To be done
The entries below should be quoted exactly, with no pictures carried over.
— BEGIN —
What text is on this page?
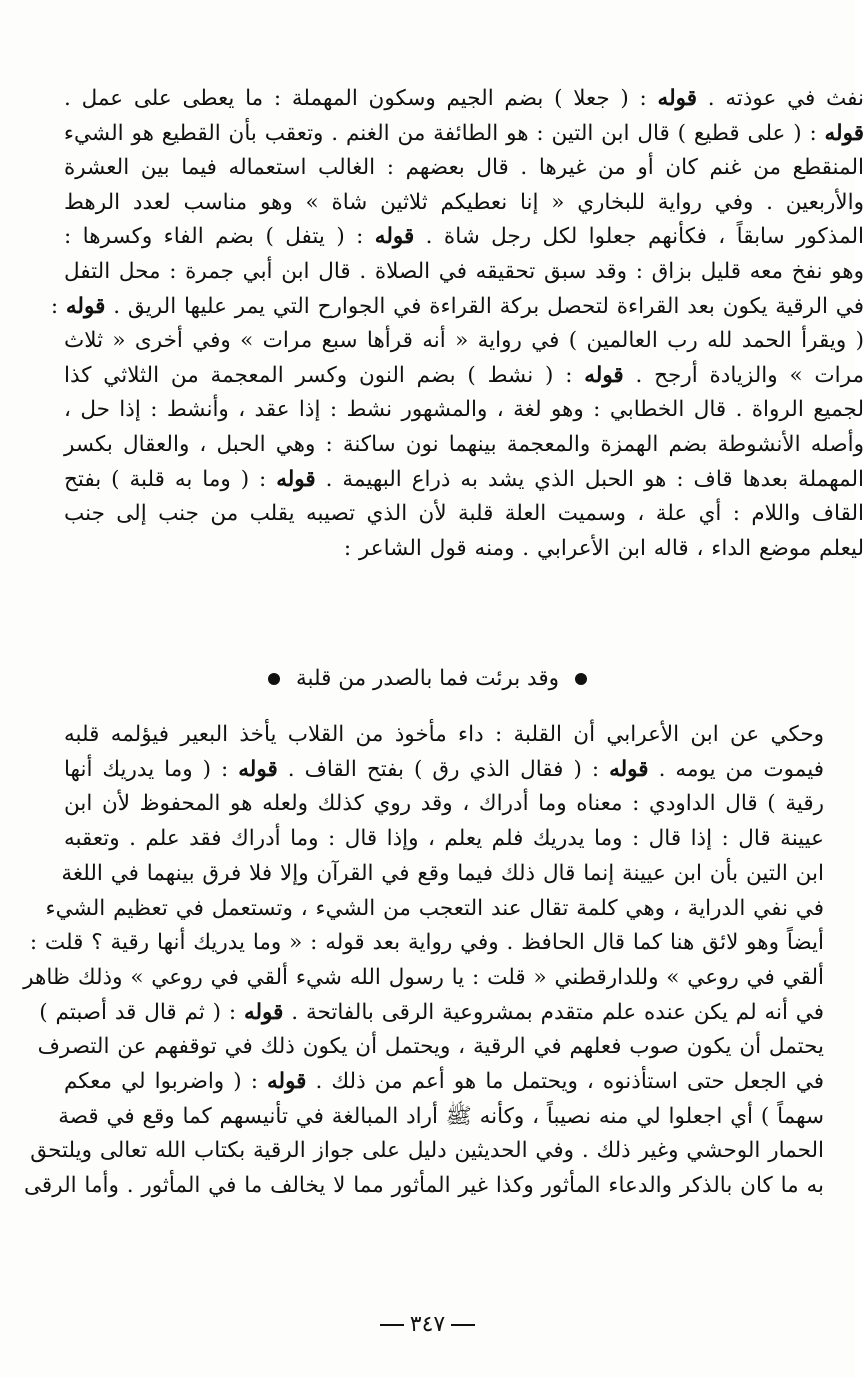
نفث في عوذته . قوله : ( جعلا ) بضم الجيم وسكون المهملة : ما يعطى على عمل .
قوله : ( على قطيع ) قال ابن التين : هو الطائفة من الغنم . وتعقب بأن القطيع هو الشيء
المنقطع من غنم كان أو من غيرها . قال بعضهم : الغالب استعماله فيما بين العشرة
والأربعين . وفي رواية للبخاري « إنا نعطيكم ثلاثين شاة » وهو مناسب لعدد الرهط
المذكور سابقاً ، فكأنهم جعلوا لكل رجل شاة . قوله : ( يتفل ) بضم الفاء وكسرها :
وهو نفخ معه قليل بزاق : وقد سبق تحقيقه في الصلاة . قال ابن أبي جمرة : محل التفل
في الرقية يكون بعد القراءة لتحصل بركة القراءة في الجوارح التي يمر عليها الريق . قوله :
( ويقرأ الحمد لله رب العالمين ) في رواية « أنه قرأها سبع مرات » وفي أخرى « ثلاث
مرات » والزيادة أرجح . قوله : ( نشط ) بضم النون وكسر المعجمة من الثلاثي كذا
لجميع الرواة . قال الخطابي : وهو لغة ، والمشهور نشط : إذا عقد ، وأنشط : إذا حل ،
وأصله الأنشوطة بضم الهمزة والمعجمة بينهما نون ساكنة : وهي الحبل ، والعقال بكسر
المهملة بعدها قاف : هو الحبل الذي يشد به ذراع البهيمة . قوله : ( وما به قلبة ) بفتح
القاف واللام : أي علة ، وسميت العلة قلبة لأن الذي تصيبه يقلب من جنب إلى جنب
ليعلم موضع الداء ، قاله ابن الأعرابي . ومنه قول الشاعر :
وقد برئت فما بالصدر من قلبة
وحكي عن ابن الأعرابي أن القلبة : داء مأخوذ من القلاب يأخذ البعير فيؤلمه قلبه
فيموت من يومه . قوله : ( فقال الذي رق ) بفتح القاف . قوله : ( وما يدريك أنها
رقية ) قال الداودي : معناه وما أدراك ، وقد روي كذلك ولعله هو المحفوظ لأن ابن
عيينة قال : إذا قال : وما يدريك فلم يعلم ، وإذا قال : وما أدراك فقد علم . وتعقبه
ابن التين بأن ابن عيينة إنما قال ذلك فيما وقع في القرآن وإلا فلا فرق بينهما في اللغة
في نفي الدراية ، وهي كلمة تقال عند التعجب من الشيء ، وتستعمل في تعظيم الشيء
أيضاً وهو لائق هنا كما قال الحافظ . وفي رواية بعد قوله : « وما يدريك أنها رقية ؟ قلت :
ألقي في روعي » وللدارقطني « قلت : يا رسول الله شيء ألقي في روعي » وذلك ظاهر
في أنه لم يكن عنده علم متقدم بمشروعية الرقى بالفاتحة . قوله : ( ثم قال قد أصبتم )
يحتمل أن يكون صوب فعلهم في الرقية ، ويحتمل أن يكون ذلك في توقفهم عن التصرف
في الجعل حتى استأذنوه ، ويحتمل ما هو أعم من ذلك . قوله : ( واضربوا لي معكم
سهماً ) أي اجعلوا لي منه نصيباً ، وكأنه ﷺ أراد المبالغة في تأنيسهم كما وقع في قصة
الحمار الوحشي وغير ذلك . وفي الحديثين دليل على جواز الرقية بكتاب الله تعالى ويلتحق
به ما كان بالذكر والدعاء المأثور وكذا غير المأثور مما لا يخالف ما في المأثور . وأما الرقى
٣٤٧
— END —
Output
What text is on this page?
نفث في عوذته . قوله : ( جعلا ) بضم الجيم وسكون المهملة : ما يعطى على عمل .
قوله : ( على قطيع ) قال ابن التين : هو الطائفة من الغنم . وتعقب بأن القطيع هو الشيء
المنقطع من غنم كان أو من غيرها . قال بعضهم : الغالب استعماله فيما بين العشرة
والأربعين . وفي رواية للبخاري « إنا نعطيكم ثلاثين شاة » وهو مناسب لعدد الرهط
المذكور سابقاً ، فكأنهم جعلوا لكل رجل شاة . قوله : ( يتفل ) بضم الفاء وكسرها :
وهو نفخ معه قليل بزاق : وقد سبق تحقيقه في الصلاة . قال ابن أبي جمرة : محل التفل
في الرقية يكون بعد القراءة لتحصل بركة القراءة في الجوارح التي يمر عليها الريق . قوله :
( ويقرأ الحمد لله رب العالمين ) في رواية « أنه قرأها سبع مرات » وفي أخرى « ثلاث
مرات » والزيادة أرجح . قوله : ( نشط ) بضم النون وكسر المعجمة من الثلاثي كذا
لجميع الرواة . قال الخطابي : وهو لغة ، والمشهور نشط : إذا عقد ، وأنشط : إذا حل ،
وأصله الأنشوطة بضم الهمزة والمعجمة بينهما نون ساكنة : وهي الحبل ، والعقال بكسر
المهملة بعدها قاف : هو الحبل الذي يشد به ذراع البهيمة . قوله : ( وما به قلبة ) بفتح
القاف واللام : أي علة ، وسميت العلة قلبة لأن الذي تصيبه يقلب من جنب إلى جنب
ليعلم موضع الداء ، قاله ابن الأعرابي . ومنه قول الشاعر :
وقد برئت فما بالصدر من قلبة
وحكي عن ابن الأعرابي أن القلبة : داء مأخوذ من القلاب يأخذ البعير فيؤلمه قلبه
فيموت من يومه . قوله : ( فقال الذي رق ) بفتح القاف . قوله : ( وما يدريك أنها
رقية ) قال الداودي : معناه وما أدراك ، وقد روي كذلك ولعله هو المحفوظ لأن ابن
عيينة قال : إذا قال : وما يدريك فلم يعلم ، وإذا قال : وما أدراك فقد علم . وتعقبه
ابن التين بأن ابن عيينة إنما قال ذلك فيما وقع في القرآن وإلا فلا فرق بينهما في اللغة
في نفي الدراية ، وهي كلمة تقال عند التعجب من الشيء ، وتستعمل في تعظيم الشيء
أيضاً وهو لائق هنا كما قال الحافظ . وفي رواية بعد قوله : « وما يدريك أنها رقية ؟ قلت :
ألقي في روعي » وللدارقطني « قلت : يا رسول الله شيء ألقي في روعي » وذلك ظاهر
في أنه لم يكن عنده علم متقدم بمشروعية الرقى بالفاتحة . قوله : ( ثم قال قد أصبتم )
يحتمل أن يكون صوب فعلهم في الرقية ، ويحتمل أن يكون ذلك في توقفهم عن التصرف
في الجعل حتى استأذنوه ، ويحتمل ما هو أعم من ذلك . قوله : ( واضربوا لي معكم
سهماً ) أي اجعلوا لي منه نصيباً ، وكأنه ﷺ أراد المبالغة في تأنيسهم كما وقع في قصة
الحمار الوحشي وغير ذلك . وفي الحديثين دليل على جواز الرقية بكتاب الله تعالى ويلتحق
به ما كان بالذكر والدعاء المأثور وكذا غير المأثور مما لا يخالف ما في المأثور . وأما الرقى
٣٤٧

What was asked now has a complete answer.